======== Working data ========

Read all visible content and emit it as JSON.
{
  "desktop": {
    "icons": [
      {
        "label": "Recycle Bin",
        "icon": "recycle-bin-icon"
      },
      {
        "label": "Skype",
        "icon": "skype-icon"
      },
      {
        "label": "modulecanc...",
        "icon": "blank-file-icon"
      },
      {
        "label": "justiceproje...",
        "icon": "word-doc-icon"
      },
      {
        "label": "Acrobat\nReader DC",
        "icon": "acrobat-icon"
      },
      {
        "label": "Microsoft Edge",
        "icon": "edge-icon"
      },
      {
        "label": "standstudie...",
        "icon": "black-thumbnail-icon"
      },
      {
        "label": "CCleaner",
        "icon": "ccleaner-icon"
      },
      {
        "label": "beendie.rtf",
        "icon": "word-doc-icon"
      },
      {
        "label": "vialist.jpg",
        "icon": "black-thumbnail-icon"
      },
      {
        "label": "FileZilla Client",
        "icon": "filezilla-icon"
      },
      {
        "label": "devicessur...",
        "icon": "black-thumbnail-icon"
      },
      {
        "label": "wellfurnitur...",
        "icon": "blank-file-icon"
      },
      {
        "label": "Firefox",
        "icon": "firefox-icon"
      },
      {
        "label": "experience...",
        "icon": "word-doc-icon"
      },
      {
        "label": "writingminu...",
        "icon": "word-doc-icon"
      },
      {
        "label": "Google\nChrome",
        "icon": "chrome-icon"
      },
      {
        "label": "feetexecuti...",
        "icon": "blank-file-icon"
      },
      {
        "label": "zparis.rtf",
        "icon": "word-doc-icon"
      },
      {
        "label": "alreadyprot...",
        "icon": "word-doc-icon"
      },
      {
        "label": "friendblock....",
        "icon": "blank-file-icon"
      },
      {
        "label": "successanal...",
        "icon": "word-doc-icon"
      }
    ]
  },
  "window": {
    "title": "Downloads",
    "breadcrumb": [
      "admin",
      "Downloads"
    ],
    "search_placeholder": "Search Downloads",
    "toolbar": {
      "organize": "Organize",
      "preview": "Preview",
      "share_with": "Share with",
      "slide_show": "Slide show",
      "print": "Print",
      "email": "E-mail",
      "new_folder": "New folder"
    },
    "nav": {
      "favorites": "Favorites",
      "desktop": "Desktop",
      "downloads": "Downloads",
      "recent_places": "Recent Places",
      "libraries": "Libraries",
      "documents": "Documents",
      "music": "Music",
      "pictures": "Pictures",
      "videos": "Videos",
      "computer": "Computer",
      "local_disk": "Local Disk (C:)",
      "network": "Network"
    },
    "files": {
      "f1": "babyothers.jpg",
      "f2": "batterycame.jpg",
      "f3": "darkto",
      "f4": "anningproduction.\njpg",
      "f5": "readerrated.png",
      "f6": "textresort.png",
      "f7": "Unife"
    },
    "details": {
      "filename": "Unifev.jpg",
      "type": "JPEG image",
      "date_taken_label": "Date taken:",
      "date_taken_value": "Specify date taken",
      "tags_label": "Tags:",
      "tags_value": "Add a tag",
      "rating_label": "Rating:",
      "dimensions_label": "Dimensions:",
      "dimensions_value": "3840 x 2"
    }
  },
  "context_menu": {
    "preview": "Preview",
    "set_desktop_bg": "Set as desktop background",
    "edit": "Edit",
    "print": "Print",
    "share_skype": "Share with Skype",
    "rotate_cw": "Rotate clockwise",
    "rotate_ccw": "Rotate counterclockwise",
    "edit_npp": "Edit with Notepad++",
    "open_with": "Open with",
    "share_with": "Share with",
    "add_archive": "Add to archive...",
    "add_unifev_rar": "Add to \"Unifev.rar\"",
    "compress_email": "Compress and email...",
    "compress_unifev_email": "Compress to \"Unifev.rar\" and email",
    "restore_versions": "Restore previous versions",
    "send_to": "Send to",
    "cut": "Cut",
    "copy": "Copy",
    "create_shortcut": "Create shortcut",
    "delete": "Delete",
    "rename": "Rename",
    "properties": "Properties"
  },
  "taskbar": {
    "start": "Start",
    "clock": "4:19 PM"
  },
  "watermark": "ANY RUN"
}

========

**Job**
Repeat the data exactly. Leave nothing out.

**Correct answer**
Read all visible content and emit it as JSON.
{
  "desktop": {
    "icons": [
      {
        "label": "Recycle Bin",
        "icon": "recycle-bin-icon"
      },
      {
        "label": "Skype",
        "icon": "skype-icon"
      },
      {
        "label": "modulecanc...",
        "icon": "blank-file-icon"
      },
      {
        "label": "justiceproje...",
        "icon": "word-doc-icon"
      },
      {
        "label": "Acrobat\nReader DC",
        "icon": "acrobat-icon"
      },
      {
        "label": "Microsoft Edge",
        "icon": "edge-icon"
      },
      {
        "label": "standstudie...",
        "icon": "black-thumbnail-icon"
      },
      {
        "label": "CCleaner",
        "icon": "ccleaner-icon"
      },
      {
        "label": "beendie.rtf",
        "icon": "word-doc-icon"
      },
      {
        "label": "vialist.jpg",
        "icon": "black-thumbnail-icon"
      },
      {
        "label": "FileZilla Client",
        "icon": "filezilla-icon"
      },
      {
        "label": "devicessur...",
        "icon": "black-thumbnail-icon"
      },
      {
        "label": "wellfurnitur...",
        "icon": "blank-file-icon"
      },
      {
        "label": "Firefox",
        "icon": "firefox-icon"
      },
      {
        "label": "experience...",
        "icon": "word-doc-icon"
      },
      {
        "label": "writingminu...",
        "icon": "word-doc-icon"
      },
      {
        "label": "Google\nChrome",
        "icon": "chrome-icon"
      },
      {
        "label": "feetexecuti...",
        "icon": "blank-file-icon"
      },
      {
        "label": "zparis.rtf",
        "icon": "word-doc-icon"
      },
      {
        "label": "alreadyprot...",
        "icon": "word-doc-icon"
      },
      {
        "label": "friendblock....",
        "icon": "blank-file-icon"
      },
      {
        "label": "successanal...",
        "icon": "word-doc-icon"
      }
    ]
  },
  "window": {
    "title": "Downloads",
    "breadcrumb": [
      "admin",
      "Downloads"
    ],
    "search_placeholder": "Search Downloads",
    "toolbar": {
      "organize": "Organize",
      "preview": "Preview",
      "share_with": "Share with",
      "slide_show": "Slide show",
      "print": "Print",
      "email": "E-mail",
      "new_folder": "New folder"
    },
    "nav": {
      "favorites": "Favorites",
      "desktop": "Desktop",
      "downloads": "Downloads",
      "recent_places": "Recent Places",
      "libraries": "Libraries",
      "documents": "Documents",
      "music": "Music",
      "pictures": "Pictures",
      "videos": "Videos",
      "computer": "Computer",
      "local_disk": "Local Disk (C:)",
      "network": "Network"
    },
    "files": {
      "f1": "babyothers.jpg",
      "f2": "batterycame.jpg",
      "f3": "darkto",
      "f4": "anningproduction.\njpg",
      "f5": "readerrated.png",
      "f6": "textresort.png",
      "f7": "Unife"
    },
    "details": {
      "filename": "Unifev.jpg",
      "type": "JPEG image",
      "date_taken_label": "Date taken:",
      "date_taken_value": "Specify date taken",
      "tags_label": "Tags:",
      "tags_value": "Add a tag",
      "rating_label": "Rating:",
      "dimensions_label": "Dimensions:",
      "dimensions_value": "3840 x 2"
    }
  },
  "context_menu": {
    "preview": "Preview",
    "set_desktop_bg": "Set as desktop background",
    "edit": "Edit",
    "print": "Print",
    "share_skype": "Share with Skype",
    "rotate_cw": "Rotate clockwise",
    "rotate_ccw": "Rotate counterclockwise",
    "edit_npp": "Edit with Notepad++",
    "open_with": "Open with",
    "share_with": "Share with",
    "add_archive": "Add to archive...",
    "add_unifev_rar": "Add to \"Unifev.rar\"",
    "compress_email": "Compress and email...",
    "compress_unifev_email": "Compress to \"Unifev.rar\" and email",
    "restore_versions": "Restore previous versions",
    "send_to": "Send to",
    "cut": "Cut",
    "copy": "Copy",
    "create_shortcut": "Create shortcut",
    "delete": "Delete",
    "rename": "Rename",
    "properties": "Properties"
  },
  "taskbar": {
    "start": "Start",
    "clock": "4:19 PM"
  },
  "watermark": "ANY RUN"
}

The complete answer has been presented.